::: Supplied data
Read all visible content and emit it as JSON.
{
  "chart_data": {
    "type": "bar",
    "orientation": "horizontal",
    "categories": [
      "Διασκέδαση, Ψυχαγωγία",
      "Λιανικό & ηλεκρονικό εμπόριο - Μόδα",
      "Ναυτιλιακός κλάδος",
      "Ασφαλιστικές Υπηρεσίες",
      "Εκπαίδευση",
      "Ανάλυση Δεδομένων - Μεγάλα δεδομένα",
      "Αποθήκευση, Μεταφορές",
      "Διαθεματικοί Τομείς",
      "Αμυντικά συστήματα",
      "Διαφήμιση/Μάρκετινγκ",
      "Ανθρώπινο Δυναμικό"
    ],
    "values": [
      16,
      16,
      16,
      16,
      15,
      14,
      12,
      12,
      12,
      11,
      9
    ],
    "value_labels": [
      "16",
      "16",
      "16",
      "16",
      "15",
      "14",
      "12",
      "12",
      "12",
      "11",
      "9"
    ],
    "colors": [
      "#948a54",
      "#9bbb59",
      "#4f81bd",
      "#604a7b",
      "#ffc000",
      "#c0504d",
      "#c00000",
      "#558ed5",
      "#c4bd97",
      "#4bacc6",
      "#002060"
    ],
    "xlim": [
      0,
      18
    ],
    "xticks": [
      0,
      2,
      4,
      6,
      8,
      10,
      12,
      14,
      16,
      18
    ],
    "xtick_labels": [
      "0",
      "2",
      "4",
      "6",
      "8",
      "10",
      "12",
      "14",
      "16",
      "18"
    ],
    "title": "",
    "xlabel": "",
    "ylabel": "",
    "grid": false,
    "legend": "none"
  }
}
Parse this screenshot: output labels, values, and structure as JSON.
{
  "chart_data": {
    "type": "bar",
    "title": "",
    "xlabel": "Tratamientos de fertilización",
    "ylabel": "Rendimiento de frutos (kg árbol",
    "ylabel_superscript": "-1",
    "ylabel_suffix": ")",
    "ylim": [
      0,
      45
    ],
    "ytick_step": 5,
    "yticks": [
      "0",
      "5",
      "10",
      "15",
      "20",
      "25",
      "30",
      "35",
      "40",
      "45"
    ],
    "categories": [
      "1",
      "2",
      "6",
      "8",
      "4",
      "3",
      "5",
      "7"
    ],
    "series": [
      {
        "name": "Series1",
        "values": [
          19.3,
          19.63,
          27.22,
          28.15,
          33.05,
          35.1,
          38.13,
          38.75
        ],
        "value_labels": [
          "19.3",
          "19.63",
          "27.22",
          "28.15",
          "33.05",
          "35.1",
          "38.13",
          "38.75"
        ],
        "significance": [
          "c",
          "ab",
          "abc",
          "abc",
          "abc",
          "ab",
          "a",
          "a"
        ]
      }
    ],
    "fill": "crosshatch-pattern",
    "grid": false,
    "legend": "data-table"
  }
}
::::::
Give the count of lines containing "JSON", with no added text.

2